Nothing besides a number belongs in the answer, which is how many lines of the listing contain the string "name".

━━━━━━━━

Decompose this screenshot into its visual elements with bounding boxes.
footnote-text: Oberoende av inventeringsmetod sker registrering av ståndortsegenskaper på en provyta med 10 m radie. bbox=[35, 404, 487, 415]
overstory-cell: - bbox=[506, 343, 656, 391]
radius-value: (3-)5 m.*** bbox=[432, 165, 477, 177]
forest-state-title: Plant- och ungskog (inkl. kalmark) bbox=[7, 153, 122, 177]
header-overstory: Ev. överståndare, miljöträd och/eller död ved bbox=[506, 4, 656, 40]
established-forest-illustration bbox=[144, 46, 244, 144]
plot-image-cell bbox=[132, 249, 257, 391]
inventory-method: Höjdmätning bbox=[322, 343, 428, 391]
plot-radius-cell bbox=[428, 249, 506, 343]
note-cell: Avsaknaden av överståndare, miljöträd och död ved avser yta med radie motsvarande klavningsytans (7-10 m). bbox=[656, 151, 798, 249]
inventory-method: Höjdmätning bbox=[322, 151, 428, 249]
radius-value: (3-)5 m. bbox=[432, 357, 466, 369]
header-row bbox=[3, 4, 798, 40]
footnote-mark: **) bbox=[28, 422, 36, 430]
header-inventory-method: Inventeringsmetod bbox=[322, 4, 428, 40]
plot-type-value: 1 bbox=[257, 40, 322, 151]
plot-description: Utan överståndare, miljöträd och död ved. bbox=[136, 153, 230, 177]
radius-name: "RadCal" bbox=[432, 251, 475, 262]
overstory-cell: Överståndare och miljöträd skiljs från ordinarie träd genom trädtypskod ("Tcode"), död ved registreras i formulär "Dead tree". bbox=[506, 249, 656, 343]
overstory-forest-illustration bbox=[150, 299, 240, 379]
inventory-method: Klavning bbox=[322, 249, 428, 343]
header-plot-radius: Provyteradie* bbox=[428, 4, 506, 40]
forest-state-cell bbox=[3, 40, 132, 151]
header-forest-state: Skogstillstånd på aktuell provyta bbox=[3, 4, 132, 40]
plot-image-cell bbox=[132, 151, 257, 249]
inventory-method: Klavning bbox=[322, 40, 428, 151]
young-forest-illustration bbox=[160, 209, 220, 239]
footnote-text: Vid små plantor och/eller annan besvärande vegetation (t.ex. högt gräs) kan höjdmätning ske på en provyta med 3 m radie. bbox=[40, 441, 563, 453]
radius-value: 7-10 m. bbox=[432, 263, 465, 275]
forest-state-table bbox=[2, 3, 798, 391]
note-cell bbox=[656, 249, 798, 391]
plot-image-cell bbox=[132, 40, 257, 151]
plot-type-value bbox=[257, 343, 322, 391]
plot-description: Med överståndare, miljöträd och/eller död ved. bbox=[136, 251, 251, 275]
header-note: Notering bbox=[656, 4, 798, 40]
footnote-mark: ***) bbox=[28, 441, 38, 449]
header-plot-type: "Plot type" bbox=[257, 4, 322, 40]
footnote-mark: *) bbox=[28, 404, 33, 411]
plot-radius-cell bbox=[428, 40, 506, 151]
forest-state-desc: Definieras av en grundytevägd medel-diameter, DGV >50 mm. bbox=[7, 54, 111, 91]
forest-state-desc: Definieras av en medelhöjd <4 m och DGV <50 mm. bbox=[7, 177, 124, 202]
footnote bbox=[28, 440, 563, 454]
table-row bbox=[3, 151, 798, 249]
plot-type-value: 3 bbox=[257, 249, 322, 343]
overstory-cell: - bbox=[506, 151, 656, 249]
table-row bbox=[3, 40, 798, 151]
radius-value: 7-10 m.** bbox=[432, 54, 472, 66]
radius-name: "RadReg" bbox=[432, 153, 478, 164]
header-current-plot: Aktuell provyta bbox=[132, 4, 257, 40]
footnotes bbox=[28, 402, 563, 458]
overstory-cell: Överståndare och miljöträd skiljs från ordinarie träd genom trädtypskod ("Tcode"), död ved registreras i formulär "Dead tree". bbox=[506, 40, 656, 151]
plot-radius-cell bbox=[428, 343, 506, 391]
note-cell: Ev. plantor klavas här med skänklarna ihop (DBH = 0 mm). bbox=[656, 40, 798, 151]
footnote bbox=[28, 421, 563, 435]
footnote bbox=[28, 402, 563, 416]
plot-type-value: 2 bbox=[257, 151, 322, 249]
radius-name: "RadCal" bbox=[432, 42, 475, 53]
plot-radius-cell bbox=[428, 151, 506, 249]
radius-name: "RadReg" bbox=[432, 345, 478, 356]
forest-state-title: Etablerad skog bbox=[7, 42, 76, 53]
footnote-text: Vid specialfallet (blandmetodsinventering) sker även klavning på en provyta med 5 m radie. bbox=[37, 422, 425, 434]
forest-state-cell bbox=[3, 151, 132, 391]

━━━━━━━━

Answer to this problem — 4